**What is required**
Copy the data word for word, keeping every line.
── Data records
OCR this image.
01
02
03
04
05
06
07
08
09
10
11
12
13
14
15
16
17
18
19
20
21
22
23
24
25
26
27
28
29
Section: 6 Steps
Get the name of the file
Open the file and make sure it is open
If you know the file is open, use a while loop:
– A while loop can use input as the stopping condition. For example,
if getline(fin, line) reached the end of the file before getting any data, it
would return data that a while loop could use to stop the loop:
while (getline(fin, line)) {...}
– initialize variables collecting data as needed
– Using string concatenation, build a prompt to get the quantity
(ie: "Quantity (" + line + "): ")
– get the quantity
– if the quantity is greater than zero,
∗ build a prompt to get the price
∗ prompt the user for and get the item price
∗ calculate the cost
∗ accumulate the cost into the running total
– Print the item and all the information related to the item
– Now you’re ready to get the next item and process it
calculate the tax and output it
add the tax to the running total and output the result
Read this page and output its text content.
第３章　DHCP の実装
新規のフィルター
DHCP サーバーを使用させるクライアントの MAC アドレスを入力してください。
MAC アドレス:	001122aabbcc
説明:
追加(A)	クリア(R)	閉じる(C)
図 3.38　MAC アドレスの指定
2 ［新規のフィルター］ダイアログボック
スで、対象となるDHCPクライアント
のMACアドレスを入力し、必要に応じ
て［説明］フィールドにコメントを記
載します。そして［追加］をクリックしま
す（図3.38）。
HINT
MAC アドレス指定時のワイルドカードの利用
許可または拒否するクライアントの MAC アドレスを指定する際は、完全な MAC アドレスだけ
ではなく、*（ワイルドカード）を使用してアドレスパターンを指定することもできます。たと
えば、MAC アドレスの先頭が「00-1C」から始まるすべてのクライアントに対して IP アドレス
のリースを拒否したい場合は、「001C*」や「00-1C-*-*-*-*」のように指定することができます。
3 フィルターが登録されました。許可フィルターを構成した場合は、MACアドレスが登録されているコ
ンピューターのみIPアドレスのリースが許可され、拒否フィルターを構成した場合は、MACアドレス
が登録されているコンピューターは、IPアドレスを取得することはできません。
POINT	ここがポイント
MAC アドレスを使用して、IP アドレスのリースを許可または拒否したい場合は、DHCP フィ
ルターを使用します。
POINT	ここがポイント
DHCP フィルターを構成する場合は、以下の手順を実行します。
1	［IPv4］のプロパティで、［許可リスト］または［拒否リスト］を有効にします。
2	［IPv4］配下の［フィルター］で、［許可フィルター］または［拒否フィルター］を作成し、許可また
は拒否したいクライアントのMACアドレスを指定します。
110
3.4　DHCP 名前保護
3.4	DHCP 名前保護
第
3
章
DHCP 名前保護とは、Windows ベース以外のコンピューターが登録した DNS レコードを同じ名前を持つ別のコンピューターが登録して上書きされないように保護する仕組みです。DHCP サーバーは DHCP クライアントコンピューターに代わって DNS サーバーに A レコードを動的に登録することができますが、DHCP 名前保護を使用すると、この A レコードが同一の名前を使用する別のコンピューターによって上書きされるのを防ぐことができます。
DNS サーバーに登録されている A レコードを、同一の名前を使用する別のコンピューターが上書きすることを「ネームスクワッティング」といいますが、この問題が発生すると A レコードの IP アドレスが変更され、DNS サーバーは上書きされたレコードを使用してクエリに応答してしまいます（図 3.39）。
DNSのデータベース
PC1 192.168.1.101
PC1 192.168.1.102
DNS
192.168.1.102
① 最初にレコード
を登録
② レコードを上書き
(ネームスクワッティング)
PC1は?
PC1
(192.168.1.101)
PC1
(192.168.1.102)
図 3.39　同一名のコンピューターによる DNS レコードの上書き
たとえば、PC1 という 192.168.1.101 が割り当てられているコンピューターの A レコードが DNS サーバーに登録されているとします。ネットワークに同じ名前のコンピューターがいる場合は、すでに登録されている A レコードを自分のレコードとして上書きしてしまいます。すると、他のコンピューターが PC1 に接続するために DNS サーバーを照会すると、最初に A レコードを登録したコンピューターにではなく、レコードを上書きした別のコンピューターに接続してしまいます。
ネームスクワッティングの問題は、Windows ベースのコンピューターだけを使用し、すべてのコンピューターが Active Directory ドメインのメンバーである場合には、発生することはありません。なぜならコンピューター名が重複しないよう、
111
────
**Task answer**
OCR this image.
01
02
03
04
05
06
07
08
09
10
11
12
13
14
15
16
17
18
19
20
21
22
23
24
25
26
27
28
29
Section: 6 Steps
Get the name of the file
Open the file and make sure it is open
If you know the file is open, use a while loop:
– A while loop can use input as the stopping condition. For example,
if getline(fin, line) reached the end of the file before getting any data, it
would return data that a while loop could use to stop the loop:
while (getline(fin, line)) {...}
– initialize variables collecting data as needed
– Using string concatenation, build a prompt to get the quantity
(ie: "Quantity (" + line + "): ")
– get the quantity
– if the quantity is greater than zero,
∗ build a prompt to get the price
∗ prompt the user for and get the item price
∗ calculate the cost
∗ accumulate the cost into the running total
– Print the item and all the information related to the item
– Now you’re ready to get the next item and process it
calculate the tax and output it
add the tax to the running total and output the result
Read this page and output its text content.
第３章　DHCP の実装
新規のフィルター
DHCP サーバーを使用させるクライアントの MAC アドレスを入力してください。
MAC アドレス:	001122aabbcc
説明:
追加(A)	クリア(R)	閉じる(C)
図 3.38　MAC アドレスの指定
2 ［新規のフィルター］ダイアログボック
スで、対象となるDHCPクライアント
のMACアドレスを入力し、必要に応じ
て［説明］フィールドにコメントを記
載します。そして［追加］をクリックしま
す（図3.38）。
HINT
MAC アドレス指定時のワイルドカードの利用
許可または拒否するクライアントの MAC アドレスを指定する際は、完全な MAC アドレスだけ
ではなく、*（ワイルドカード）を使用してアドレスパターンを指定することもできます。たと
えば、MAC アドレスの先頭が「00-1C」から始まるすべてのクライアントに対して IP アドレス
のリースを拒否したい場合は、「001C*」や「00-1C-*-*-*-*」のように指定することができます。
3 フィルターが登録されました。許可フィルターを構成した場合は、MACアドレスが登録されているコ
ンピューターのみIPアドレスのリースが許可され、拒否フィルターを構成した場合は、MACアドレス
が登録されているコンピューターは、IPアドレスを取得することはできません。
POINT	ここがポイント
MAC アドレスを使用して、IP アドレスのリースを許可または拒否したい場合は、DHCP フィ
ルターを使用します。
POINT	ここがポイント
DHCP フィルターを構成する場合は、以下の手順を実行します。
1	［IPv4］のプロパティで、［許可リスト］または［拒否リスト］を有効にします。
2	［IPv4］配下の［フィルター］で、［許可フィルター］または［拒否フィルター］を作成し、許可また
は拒否したいクライアントのMACアドレスを指定します。
110
3.4　DHCP 名前保護
3.4	DHCP 名前保護
第
3
章
DHCP 名前保護とは、Windows ベース以外のコンピューターが登録した DNS レコードを同じ名前を持つ別のコンピューターが登録して上書きされないように保護する仕組みです。DHCP サーバーは DHCP クライアントコンピューターに代わって DNS サーバーに A レコードを動的に登録することができますが、DHCP 名前保護を使用すると、この A レコードが同一の名前を使用する別のコンピューターによって上書きされるのを防ぐことができます。
DNS サーバーに登録されている A レコードを、同一の名前を使用する別のコンピューターが上書きすることを「ネームスクワッティング」といいますが、この問題が発生すると A レコードの IP アドレスが変更され、DNS サーバーは上書きされたレコードを使用してクエリに応答してしまいます（図 3.39）。
DNSのデータベース
PC1 192.168.1.101
PC1 192.168.1.102
DNS
192.168.1.102
① 最初にレコード
を登録
② レコードを上書き
(ネームスクワッティング)
PC1は?
PC1
(192.168.1.101)
PC1
(192.168.1.102)
図 3.39　同一名のコンピューターによる DNS レコードの上書き
たとえば、PC1 という 192.168.1.101 が割り当てられているコンピューターの A レコードが DNS サーバーに登録されているとします。ネットワークに同じ名前のコンピューターがいる場合は、すでに登録されている A レコードを自分のレコードとして上書きしてしまいます。すると、他のコンピューターが PC1 に接続するために DNS サーバーを照会すると、最初に A レコードを登録したコンピューターにではなく、レコードを上書きした別のコンピューターに接続してしまいます。
ネームスクワッティングの問題は、Windows ベースのコンピューターだけを使用し、すべてのコンピューターが Active Directory ドメインのメンバーである場合には、発生することはありません。なぜならコンピューター名が重複しないよう、
111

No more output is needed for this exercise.